▶ **To do**
Find the lines with "this" in them and copy them out.

▶ **Data supplied**
______

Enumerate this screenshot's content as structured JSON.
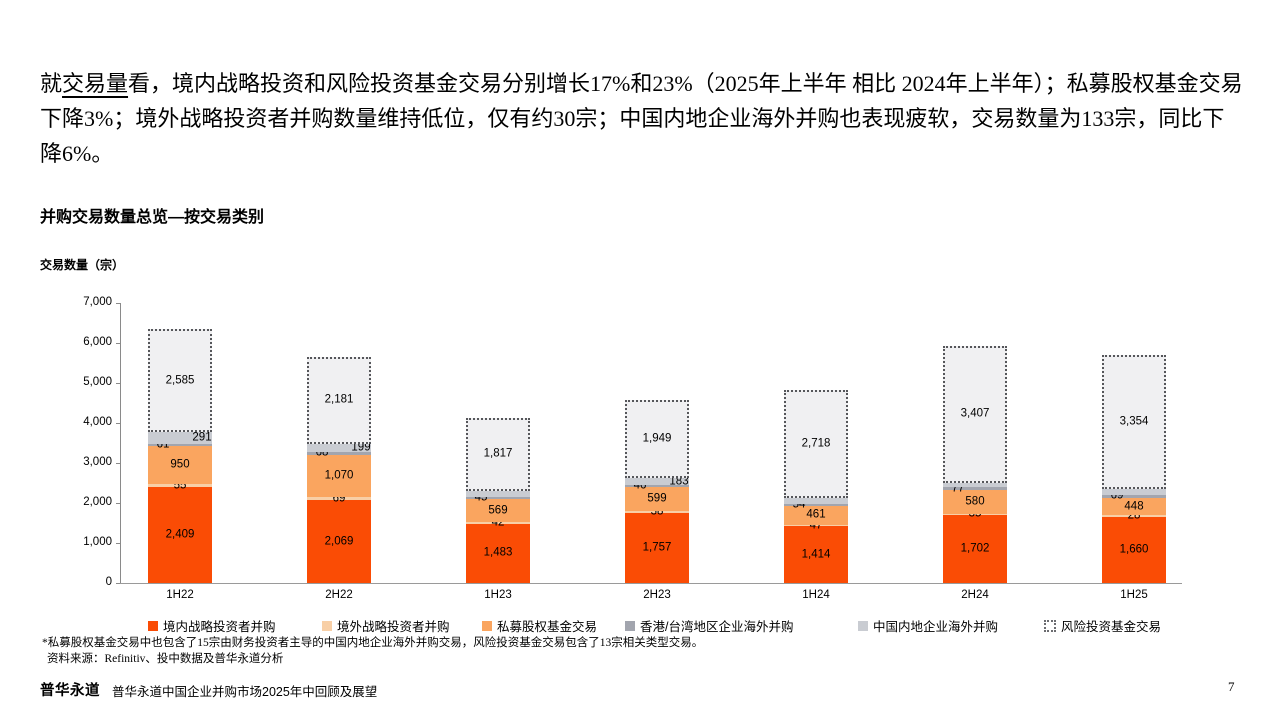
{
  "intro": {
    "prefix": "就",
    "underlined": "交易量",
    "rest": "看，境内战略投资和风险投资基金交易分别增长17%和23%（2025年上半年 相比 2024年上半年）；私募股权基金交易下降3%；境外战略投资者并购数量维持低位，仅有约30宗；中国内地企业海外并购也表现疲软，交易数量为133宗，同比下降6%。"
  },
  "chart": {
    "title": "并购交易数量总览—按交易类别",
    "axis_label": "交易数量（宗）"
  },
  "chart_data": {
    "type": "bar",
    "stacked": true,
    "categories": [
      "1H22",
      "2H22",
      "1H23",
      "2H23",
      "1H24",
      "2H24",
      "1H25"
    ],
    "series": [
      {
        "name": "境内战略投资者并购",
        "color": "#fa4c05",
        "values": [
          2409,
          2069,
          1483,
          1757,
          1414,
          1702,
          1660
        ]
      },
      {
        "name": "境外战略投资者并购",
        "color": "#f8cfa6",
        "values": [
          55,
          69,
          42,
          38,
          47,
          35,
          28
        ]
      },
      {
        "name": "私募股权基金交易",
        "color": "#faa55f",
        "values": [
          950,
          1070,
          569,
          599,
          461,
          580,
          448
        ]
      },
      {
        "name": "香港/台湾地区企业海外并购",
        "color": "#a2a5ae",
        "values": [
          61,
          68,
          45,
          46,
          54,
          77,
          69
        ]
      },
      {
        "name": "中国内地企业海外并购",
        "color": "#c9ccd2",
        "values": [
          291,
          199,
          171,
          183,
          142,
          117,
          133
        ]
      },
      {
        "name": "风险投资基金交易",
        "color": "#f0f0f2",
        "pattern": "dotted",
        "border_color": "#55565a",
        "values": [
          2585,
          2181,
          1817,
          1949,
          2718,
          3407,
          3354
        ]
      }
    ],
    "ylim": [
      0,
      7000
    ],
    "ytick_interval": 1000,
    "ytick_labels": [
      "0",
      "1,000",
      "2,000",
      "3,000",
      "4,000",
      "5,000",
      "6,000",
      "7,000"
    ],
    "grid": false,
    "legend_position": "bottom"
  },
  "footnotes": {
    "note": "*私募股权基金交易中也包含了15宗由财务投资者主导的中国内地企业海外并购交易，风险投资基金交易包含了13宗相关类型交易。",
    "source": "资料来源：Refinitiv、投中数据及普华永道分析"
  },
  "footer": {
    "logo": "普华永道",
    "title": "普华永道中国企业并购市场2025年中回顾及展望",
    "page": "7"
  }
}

______

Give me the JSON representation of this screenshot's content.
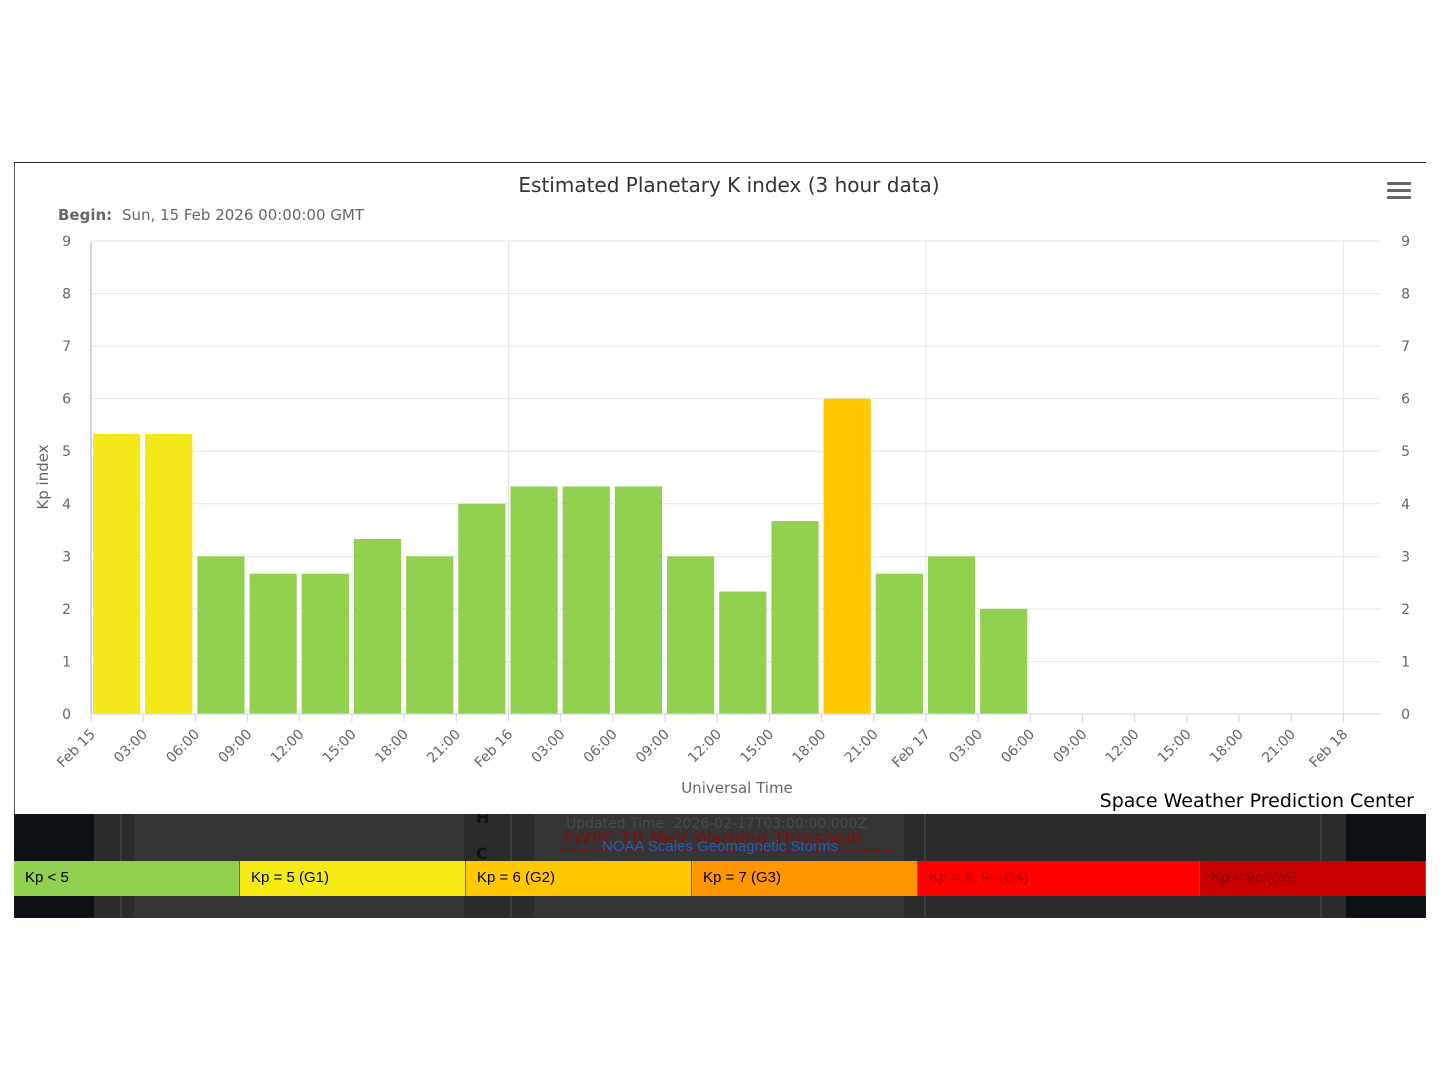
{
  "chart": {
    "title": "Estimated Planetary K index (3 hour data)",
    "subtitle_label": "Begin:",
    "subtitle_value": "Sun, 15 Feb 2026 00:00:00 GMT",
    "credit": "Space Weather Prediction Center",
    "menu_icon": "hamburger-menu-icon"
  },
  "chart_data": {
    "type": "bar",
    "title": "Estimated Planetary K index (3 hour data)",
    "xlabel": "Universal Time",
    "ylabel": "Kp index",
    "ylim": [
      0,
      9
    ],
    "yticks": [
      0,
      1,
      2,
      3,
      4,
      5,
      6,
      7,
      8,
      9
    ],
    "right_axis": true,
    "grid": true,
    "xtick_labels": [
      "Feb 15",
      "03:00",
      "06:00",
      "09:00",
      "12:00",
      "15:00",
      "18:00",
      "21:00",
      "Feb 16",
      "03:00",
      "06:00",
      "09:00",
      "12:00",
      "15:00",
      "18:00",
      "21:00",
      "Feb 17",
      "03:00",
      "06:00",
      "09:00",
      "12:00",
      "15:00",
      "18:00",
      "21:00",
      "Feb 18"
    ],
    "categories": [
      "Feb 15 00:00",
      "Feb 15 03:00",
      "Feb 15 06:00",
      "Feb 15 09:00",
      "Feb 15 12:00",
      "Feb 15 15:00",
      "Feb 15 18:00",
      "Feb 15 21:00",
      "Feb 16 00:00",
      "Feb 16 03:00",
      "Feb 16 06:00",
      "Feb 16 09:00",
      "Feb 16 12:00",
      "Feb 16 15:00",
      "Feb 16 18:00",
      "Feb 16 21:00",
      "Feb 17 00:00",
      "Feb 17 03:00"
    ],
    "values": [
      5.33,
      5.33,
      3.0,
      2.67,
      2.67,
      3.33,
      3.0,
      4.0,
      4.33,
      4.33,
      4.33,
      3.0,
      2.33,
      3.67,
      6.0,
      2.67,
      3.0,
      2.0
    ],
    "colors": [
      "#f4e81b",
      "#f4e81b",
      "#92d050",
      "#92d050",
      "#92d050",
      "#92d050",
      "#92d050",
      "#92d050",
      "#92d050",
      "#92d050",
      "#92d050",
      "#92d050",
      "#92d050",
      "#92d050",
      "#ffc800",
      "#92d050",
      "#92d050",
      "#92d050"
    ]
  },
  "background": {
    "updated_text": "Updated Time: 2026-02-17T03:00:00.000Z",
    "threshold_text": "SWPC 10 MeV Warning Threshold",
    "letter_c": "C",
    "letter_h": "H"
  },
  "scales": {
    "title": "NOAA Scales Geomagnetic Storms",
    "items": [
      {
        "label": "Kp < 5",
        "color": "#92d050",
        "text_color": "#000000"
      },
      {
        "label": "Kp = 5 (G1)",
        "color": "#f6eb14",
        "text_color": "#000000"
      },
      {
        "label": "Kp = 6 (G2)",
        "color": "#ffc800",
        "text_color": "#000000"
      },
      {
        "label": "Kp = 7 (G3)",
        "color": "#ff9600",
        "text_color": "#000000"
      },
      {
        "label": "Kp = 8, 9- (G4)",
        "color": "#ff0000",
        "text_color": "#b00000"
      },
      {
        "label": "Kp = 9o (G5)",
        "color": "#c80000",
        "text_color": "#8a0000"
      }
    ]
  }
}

______

▶ **Final result**
Enumerate this screenshot's content as structured JSON.
Give me the JSON representation of this screenshot's content.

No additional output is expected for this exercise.